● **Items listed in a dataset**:
::::

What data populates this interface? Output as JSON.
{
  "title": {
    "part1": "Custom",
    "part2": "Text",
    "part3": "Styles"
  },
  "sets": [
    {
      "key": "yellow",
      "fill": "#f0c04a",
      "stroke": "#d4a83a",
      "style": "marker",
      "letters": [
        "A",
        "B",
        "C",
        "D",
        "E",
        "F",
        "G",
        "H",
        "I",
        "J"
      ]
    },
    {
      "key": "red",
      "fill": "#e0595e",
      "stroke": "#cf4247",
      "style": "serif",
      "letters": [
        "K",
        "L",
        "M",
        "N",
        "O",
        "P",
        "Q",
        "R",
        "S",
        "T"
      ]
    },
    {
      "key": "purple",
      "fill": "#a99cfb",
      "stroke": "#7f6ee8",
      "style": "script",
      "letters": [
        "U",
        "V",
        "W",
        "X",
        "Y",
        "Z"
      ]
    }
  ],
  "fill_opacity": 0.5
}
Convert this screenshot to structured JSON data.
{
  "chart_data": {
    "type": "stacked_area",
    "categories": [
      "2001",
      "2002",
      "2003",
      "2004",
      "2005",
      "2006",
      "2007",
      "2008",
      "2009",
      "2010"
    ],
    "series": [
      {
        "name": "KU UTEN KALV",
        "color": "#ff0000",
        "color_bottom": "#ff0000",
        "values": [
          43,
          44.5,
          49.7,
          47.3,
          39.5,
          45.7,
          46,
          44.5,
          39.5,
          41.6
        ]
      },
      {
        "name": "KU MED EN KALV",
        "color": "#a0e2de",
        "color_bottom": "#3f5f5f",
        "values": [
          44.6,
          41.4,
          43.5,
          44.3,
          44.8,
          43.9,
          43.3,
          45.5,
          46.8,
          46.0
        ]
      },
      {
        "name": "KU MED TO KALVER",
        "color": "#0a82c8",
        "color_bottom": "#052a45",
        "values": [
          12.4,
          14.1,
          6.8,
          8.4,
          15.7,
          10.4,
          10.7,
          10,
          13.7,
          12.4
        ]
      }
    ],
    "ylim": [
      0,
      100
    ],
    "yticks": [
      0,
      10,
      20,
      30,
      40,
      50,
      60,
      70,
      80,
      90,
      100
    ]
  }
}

::::

● **WHAT IS BEING ASKED**: Report how many lines of the entries hold the word "this". Nothing else is needed.

● **ANSWER BELOW**: 2